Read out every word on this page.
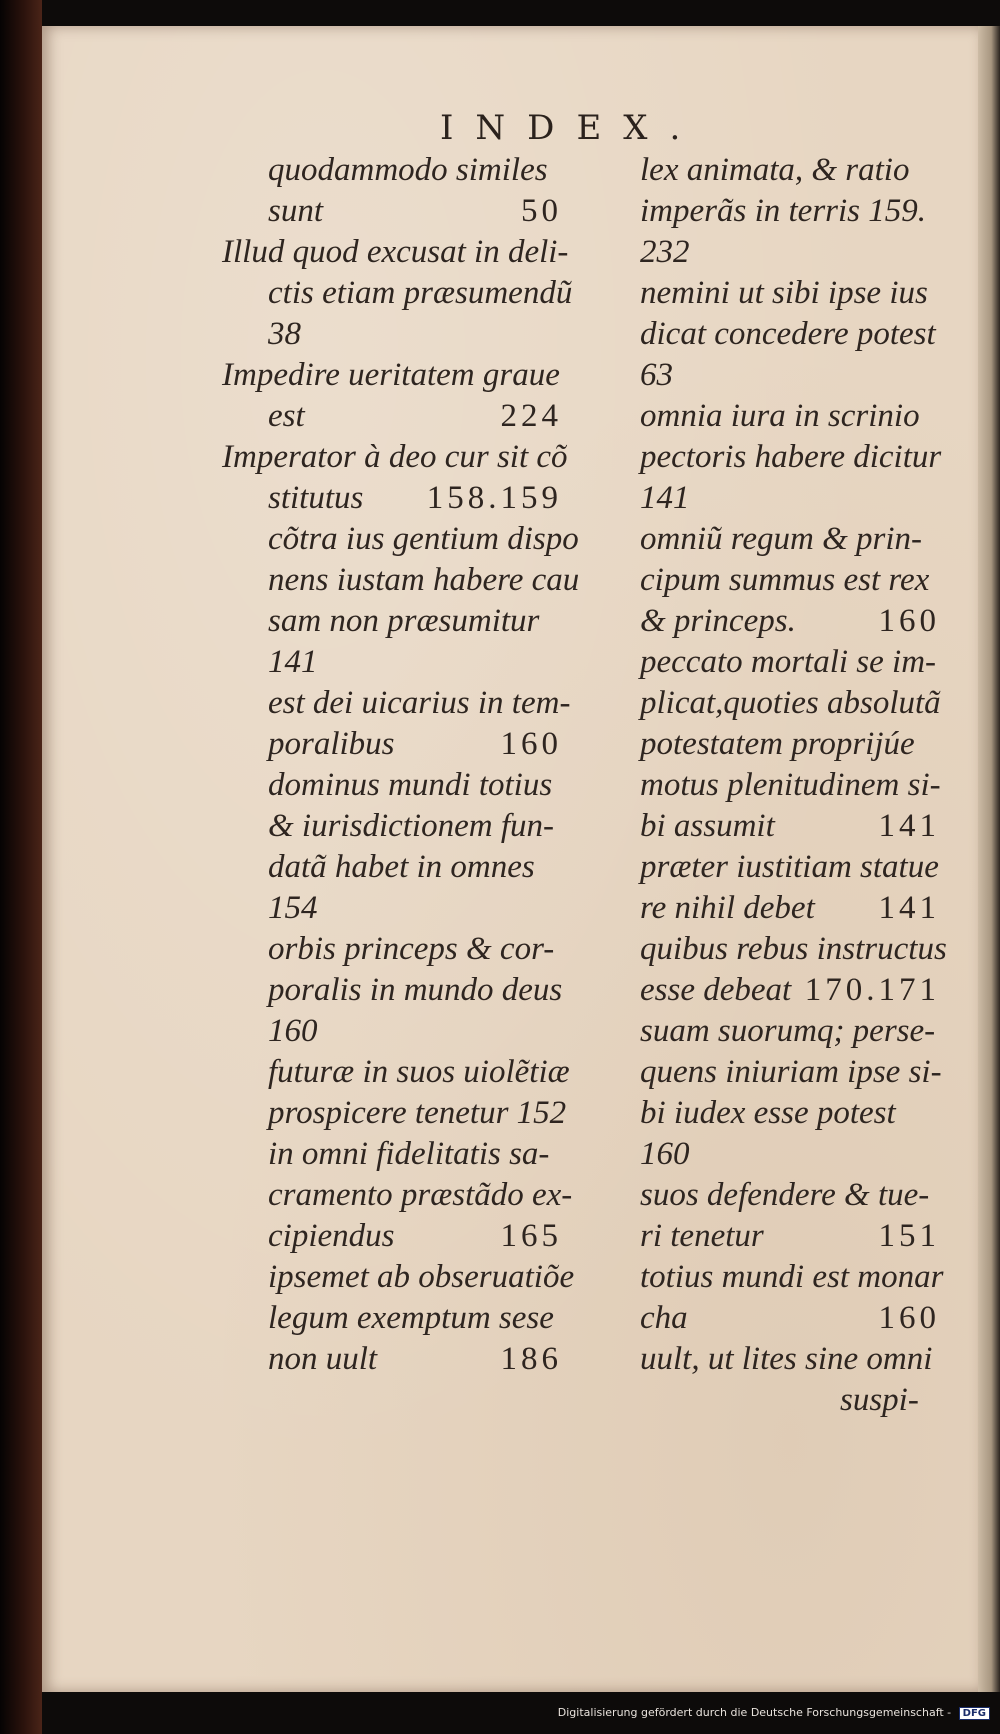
INDEX.
quodammodo similes
sunt	50
Illud quod excusat in deli-
ctis etiam præsumendũ
38
Impedire ueritatem graue
est	224
Imperator à deo cur sit cõ
stitutus 158.159
cõtra ius gentium dispo
nens iustam habere cau
sam non præsumitur
141
est dei uicarius in tem-
poralibus	160
dominus mundi totius
& iurisdictionem fun-
datã habet in omnes
154
orbis princeps & cor-
poralis in mundo deus
160
futuræ in suos uiolẽtiæ
prospicere tenetur 152
in omni fidelitatis sa-
cramento præstãdo ex-
cipiendus	165
ipsemet ab obseruatiõe
legum exemptum sese
non uult	186
lex animata, & ratio
imperãs in terris 159.
232
nemini ut sibi ipse ius
dicat concedere potest
63
omnia iura in scrinio
pectoris habere dicitur
141
omniũ regum & prin-
cipum summus est rex
& princeps.	160
peccato mortali se im-
plicat,quoties absolutã
potestatem proprijúe
motus plenitudinem si-
bi assumit	141
præter iustitiam statue
re nihil debet 141
quibus rebus instructus
esse debeat 170.171
suam suorumq; perse-
quens iniuriam ipse si-
bi iudex esse potest
160
suos defendere & tue-
ri tenetur	151
totius mundi est monar
cha	160
uult, ut lites sine omni
suspi-
Digitalisierung gefördert durch die Deutsche Forschungsgemeinschaft - DFG
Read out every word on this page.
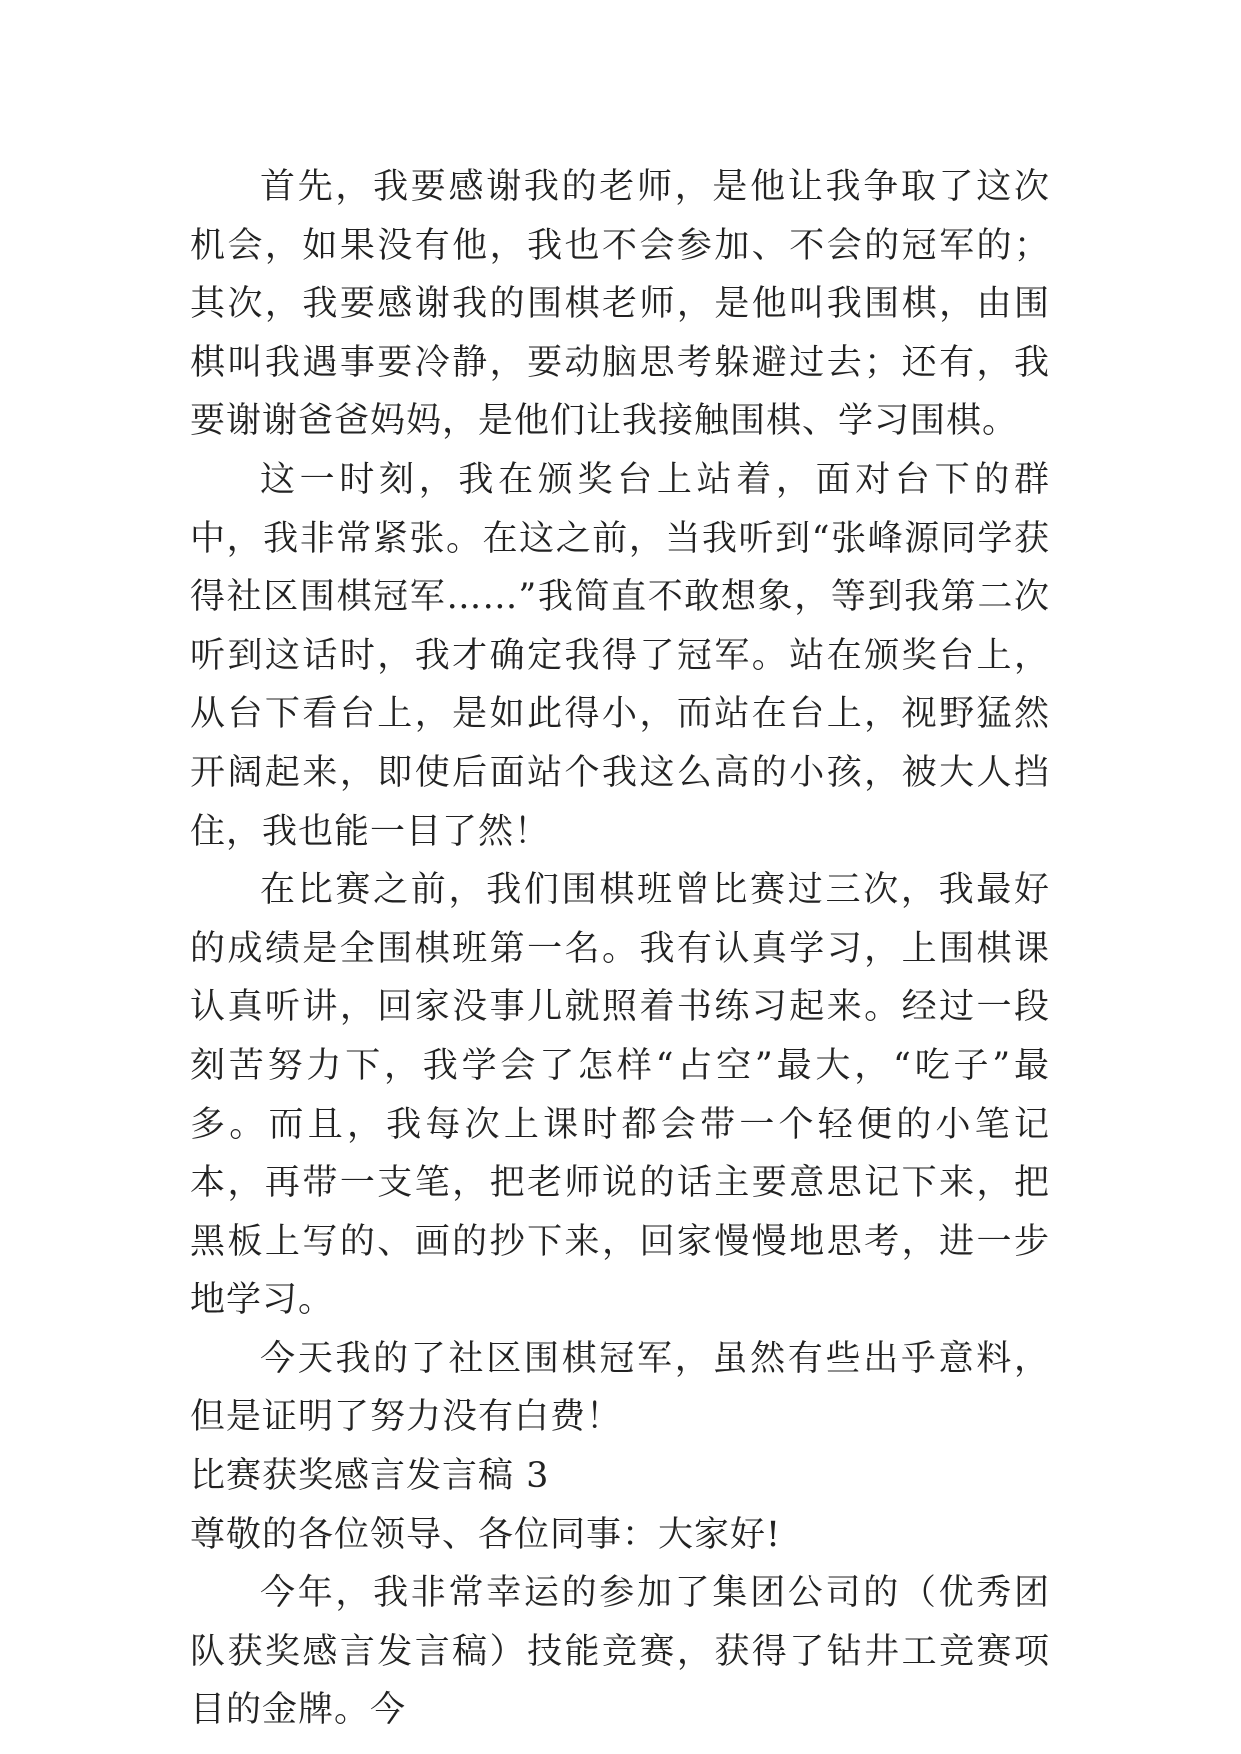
首先，我要感谢我的老师，是他让我争取了这次机会，如果没有他，我也不会参加、不会的冠军的；其次，我要感谢我的围棋老师，是他叫我围棋，由围棋叫我遇事要冷静，要动脑思考躲避过去；还有，我要谢谢爸爸妈妈，是他们让我接触围棋、学习围棋。

这一时刻，我在颁奖台上站着，面对台下的群中，我非常紧张。在这之前，当我听到“张峰源同学获得社区围棋冠军……”我简直不敢想象，等到我第二次听到这话时，我才确定我得了冠军。站在颁奖台上，从台下看台上，是如此得小，而站在台上，视野猛然开阔起来，即使后面站个我这么高的小孩，被大人挡住，我也能一目了然！

在比赛之前，我们围棋班曾比赛过三次，我最好的成绩是全围棋班第一名。我有认真学习，上围棋课认真听讲，回家没事儿就照着书练习起来。经过一段刻苦努力下，我学会了怎样“占空”最大，“吃子”最多。而且，我每次上课时都会带一个轻便的小笔记本，再带一支笔，把老师说的话主要意思记下来，把黑板上写的、画的抄下来，回家慢慢地思考，进一步地学习。

今天我的了社区围棋冠军，虽然有些出乎意料，但是证明了努力没有白费！

比赛获奖感言发言稿 3

尊敬的各位领导、各位同事：大家好!

今年，我非常幸运的参加了集团公司的（优秀团队获奖感言发言稿）技能竞赛，获得了钻井工竞赛项目的金牌。今
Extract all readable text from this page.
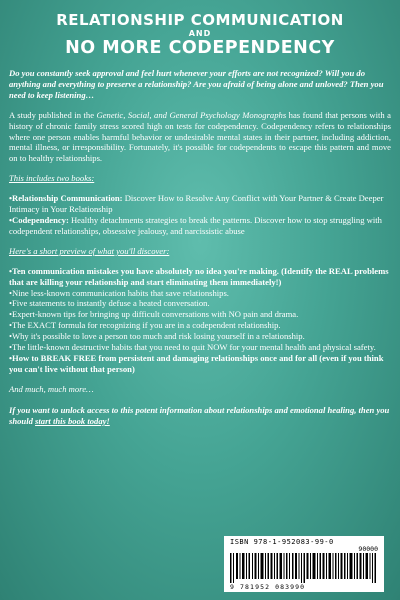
RELATIONSHIP COMMUNICATION
AND
NO MORE CODEPENDENCY

Do you constantly seek approval and feel hurt whenever your efforts are not recognized? Will you do anything and everything to preserve a relationship? Are you afraid of being alone and unloved? Then you need to keep listening…

A study published in the Genetic, Social, and General Psychology Monographs has found that persons with a history of chronic family stress scored high on tests for codependency. Codependency refers to relationships where one person enables harmful behavior or undesirable mental states in their partner, including addiction, mental illness, or irresponsibility. Fortunately, it's possible for codependents to escape this pattern and move on to healthy relationships.

This includes two books:

•Relationship Communication: Discover How to Resolve Any Conflict with Your Partner & Create Deeper Intimacy in Your Relationship

•Codependency: Healthy detachments strategies to break the patterns. Discover how to stop struggling with codependent relationships, obsessive jealousy, and narcissistic abuse

Here's a short preview of what you'll discover:

•Ten communication mistakes you have absolutely no idea you're making. (Identify the REAL problems that are killing your relationship and start eliminating them immediately!)

•Nine less-known communication habits that save relationships.

•Five statements to instantly defuse a heated conversation.

•Expert-known tips for bringing up difficult conversations with NO pain and drama.

•The EXACT formula for recognizing if you are in a codependent relationship.

•Why it's possible to love a person too much and risk losing yourself in a relationship.

•The little-known destructive habits that you need to quit NOW for your mental health and physical safety.

•How to BREAK FREE from persistent and damaging relationships once and for all (even if you think you can't live without that person)

And much, much more…

If you want to unlock access to this potent information about relationships and emotional healing, then you should start this book today!

ISBN 978-1-952083-99-0
90000
9 781952 083990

## Exercise directions
Scan the lines for the string "suos". Pick out every line that has it.

## Solution below
futuræ in suos uiolẽtiæ
suos defendere & tue-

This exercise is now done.